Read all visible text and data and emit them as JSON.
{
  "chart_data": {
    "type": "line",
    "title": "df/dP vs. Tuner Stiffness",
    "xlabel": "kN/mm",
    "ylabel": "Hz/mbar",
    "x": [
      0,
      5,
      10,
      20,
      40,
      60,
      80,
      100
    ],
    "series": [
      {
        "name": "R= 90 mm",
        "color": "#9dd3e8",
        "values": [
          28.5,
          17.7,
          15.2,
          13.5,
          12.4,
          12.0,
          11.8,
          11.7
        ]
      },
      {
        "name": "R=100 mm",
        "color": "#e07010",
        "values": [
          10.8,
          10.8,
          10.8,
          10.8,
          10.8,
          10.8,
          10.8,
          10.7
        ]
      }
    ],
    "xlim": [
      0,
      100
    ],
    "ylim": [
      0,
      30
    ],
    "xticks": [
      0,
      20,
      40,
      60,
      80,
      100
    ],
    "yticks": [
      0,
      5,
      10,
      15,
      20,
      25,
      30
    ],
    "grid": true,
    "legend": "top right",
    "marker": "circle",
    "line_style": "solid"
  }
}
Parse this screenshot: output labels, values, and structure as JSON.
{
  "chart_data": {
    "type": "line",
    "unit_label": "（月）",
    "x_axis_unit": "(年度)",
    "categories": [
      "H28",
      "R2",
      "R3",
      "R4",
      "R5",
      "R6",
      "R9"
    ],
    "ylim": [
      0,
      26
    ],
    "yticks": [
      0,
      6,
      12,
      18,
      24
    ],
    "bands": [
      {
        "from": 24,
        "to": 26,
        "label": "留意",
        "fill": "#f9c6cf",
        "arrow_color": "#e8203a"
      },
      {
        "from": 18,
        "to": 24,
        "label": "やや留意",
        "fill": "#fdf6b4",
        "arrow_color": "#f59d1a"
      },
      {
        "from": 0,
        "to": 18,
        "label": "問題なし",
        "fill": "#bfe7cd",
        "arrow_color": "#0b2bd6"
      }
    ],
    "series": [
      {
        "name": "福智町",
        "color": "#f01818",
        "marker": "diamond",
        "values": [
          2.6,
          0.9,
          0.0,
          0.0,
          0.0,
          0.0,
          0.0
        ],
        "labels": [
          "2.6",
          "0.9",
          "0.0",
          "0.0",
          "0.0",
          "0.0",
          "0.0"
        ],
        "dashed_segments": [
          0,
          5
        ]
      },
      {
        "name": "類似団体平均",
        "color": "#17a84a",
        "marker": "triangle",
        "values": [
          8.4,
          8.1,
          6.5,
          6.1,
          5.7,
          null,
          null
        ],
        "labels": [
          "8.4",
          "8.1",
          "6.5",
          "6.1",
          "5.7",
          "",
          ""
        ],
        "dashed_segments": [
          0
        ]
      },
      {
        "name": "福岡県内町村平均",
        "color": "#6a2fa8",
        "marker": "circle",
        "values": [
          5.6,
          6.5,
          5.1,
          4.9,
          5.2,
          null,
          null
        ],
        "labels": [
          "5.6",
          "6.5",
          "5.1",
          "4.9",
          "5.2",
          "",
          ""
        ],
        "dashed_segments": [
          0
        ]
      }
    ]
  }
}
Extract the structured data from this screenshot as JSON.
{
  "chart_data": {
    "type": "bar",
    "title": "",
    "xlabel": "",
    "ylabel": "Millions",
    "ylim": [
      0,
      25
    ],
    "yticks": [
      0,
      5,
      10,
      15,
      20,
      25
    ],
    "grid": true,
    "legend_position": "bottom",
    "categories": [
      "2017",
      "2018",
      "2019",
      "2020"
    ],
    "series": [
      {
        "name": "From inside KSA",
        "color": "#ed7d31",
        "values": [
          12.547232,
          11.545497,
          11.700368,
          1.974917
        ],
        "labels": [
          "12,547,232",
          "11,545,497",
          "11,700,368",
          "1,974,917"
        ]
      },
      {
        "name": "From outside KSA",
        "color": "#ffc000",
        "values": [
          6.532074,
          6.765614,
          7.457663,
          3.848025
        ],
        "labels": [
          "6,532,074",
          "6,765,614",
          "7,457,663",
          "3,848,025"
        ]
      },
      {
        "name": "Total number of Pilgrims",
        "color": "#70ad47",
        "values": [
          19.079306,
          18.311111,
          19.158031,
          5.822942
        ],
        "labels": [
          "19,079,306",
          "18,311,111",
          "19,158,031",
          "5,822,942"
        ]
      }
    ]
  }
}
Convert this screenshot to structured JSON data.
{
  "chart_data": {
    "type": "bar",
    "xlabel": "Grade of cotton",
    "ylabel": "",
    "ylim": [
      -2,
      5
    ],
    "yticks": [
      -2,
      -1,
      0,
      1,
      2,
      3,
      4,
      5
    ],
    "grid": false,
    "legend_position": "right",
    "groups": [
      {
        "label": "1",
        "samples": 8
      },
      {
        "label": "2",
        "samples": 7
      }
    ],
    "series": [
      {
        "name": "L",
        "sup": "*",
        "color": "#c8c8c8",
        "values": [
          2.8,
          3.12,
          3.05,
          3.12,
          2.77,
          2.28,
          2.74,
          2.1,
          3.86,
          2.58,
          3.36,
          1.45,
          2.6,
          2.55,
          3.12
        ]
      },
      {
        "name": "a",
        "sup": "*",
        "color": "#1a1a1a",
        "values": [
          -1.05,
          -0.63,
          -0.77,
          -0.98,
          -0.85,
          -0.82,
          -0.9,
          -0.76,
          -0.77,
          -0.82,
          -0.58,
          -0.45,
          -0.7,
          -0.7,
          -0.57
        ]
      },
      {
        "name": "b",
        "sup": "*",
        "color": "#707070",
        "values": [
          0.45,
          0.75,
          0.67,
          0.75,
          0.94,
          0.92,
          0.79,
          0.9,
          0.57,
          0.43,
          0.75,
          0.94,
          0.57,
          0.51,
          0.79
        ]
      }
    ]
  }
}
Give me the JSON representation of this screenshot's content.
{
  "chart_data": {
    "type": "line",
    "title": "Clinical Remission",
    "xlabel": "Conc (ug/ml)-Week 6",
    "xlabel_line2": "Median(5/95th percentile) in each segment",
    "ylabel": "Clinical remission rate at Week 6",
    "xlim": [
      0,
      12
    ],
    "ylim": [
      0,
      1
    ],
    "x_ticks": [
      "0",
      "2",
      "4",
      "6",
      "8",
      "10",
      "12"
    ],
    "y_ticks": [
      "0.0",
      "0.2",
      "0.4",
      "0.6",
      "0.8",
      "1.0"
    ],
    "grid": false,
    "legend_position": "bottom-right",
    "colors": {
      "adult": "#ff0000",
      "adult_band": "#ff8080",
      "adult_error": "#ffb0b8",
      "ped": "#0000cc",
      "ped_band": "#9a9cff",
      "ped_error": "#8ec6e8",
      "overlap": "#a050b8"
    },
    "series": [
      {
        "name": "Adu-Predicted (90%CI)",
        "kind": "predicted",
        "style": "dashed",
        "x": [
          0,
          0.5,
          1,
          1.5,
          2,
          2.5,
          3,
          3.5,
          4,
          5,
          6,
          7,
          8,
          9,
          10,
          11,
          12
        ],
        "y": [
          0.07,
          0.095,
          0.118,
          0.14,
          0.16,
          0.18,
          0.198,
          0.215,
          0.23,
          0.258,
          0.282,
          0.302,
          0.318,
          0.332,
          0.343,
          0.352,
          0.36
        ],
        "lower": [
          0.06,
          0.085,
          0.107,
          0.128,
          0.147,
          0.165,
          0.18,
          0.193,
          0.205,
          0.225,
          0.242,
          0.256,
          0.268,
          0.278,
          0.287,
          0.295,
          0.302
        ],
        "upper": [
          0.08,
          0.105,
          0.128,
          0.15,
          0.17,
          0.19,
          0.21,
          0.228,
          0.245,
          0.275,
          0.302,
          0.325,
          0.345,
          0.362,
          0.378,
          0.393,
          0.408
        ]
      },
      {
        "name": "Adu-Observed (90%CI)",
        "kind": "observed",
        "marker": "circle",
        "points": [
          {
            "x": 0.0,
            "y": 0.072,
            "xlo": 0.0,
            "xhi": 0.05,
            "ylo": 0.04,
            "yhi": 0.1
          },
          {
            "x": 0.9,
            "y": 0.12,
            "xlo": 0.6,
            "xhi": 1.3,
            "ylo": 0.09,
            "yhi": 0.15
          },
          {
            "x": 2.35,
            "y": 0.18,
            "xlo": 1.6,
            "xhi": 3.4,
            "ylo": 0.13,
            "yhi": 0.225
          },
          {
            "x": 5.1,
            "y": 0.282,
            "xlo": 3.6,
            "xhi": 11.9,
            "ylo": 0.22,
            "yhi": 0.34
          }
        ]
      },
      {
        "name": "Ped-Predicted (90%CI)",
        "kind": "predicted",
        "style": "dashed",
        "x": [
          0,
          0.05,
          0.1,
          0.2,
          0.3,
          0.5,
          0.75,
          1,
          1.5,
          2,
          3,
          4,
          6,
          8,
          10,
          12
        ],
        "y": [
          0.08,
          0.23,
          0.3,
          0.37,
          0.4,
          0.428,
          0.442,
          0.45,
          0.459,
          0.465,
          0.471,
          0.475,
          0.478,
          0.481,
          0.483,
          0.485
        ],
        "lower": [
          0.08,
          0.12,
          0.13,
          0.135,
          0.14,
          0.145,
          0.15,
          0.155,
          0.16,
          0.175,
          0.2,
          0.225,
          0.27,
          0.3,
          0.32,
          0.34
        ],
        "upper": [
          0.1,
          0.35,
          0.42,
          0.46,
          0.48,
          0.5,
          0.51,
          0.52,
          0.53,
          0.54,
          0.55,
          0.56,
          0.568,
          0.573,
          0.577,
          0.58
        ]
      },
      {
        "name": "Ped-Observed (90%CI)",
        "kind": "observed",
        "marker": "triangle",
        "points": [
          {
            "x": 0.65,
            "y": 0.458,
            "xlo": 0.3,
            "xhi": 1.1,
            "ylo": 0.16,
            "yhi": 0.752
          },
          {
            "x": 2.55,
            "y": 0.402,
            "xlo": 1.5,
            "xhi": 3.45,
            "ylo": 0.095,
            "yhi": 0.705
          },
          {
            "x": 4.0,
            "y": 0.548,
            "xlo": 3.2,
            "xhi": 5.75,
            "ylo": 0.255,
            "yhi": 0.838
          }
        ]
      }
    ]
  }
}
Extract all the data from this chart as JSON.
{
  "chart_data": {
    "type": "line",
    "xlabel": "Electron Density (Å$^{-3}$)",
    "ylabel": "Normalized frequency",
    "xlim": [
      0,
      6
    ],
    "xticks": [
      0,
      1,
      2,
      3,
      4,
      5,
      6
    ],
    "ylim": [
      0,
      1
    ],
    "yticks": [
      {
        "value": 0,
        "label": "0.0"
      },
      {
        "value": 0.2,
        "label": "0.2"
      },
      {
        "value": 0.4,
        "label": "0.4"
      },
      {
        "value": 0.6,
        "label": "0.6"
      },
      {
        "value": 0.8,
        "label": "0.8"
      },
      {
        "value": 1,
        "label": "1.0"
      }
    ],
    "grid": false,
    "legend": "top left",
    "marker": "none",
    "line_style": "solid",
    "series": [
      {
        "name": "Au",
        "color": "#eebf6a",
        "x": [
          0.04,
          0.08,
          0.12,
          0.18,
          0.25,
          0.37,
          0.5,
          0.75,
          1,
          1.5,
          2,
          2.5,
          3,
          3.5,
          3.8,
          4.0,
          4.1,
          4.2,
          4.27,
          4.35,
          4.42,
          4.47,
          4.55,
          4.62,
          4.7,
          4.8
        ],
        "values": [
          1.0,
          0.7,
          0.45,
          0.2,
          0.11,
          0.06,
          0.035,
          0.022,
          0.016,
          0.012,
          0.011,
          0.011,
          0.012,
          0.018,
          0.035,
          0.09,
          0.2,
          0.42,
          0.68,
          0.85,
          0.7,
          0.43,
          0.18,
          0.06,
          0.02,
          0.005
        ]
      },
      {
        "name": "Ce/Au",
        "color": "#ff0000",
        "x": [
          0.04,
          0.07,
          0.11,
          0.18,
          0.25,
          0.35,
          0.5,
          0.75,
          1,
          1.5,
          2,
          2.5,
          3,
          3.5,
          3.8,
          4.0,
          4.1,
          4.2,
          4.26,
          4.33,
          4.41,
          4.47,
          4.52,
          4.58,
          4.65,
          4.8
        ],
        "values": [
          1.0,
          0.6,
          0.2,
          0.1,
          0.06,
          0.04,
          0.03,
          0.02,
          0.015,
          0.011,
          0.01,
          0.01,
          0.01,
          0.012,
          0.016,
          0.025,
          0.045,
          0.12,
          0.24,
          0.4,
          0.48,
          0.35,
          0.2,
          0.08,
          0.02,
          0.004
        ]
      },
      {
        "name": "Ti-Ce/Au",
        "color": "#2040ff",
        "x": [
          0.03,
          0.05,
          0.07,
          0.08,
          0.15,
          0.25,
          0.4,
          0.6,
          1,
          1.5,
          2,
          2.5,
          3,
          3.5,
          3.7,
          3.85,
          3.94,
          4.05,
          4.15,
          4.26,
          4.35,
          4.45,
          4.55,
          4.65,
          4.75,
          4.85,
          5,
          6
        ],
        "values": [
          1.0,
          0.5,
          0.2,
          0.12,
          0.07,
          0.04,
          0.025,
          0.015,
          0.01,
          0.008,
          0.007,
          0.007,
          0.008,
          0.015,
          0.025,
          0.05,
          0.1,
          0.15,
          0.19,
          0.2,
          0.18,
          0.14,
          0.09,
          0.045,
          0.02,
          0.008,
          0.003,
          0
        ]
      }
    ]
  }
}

» Objective: Copy and report every line where the word "marker" is present.

» Result of this task:
    "marker": "circle",
        "marker": "diamond",
        "marker": "triangle",
        "marker": "circle",
        "marker": "circle",
        "marker": "triangle",
    "marker": "none",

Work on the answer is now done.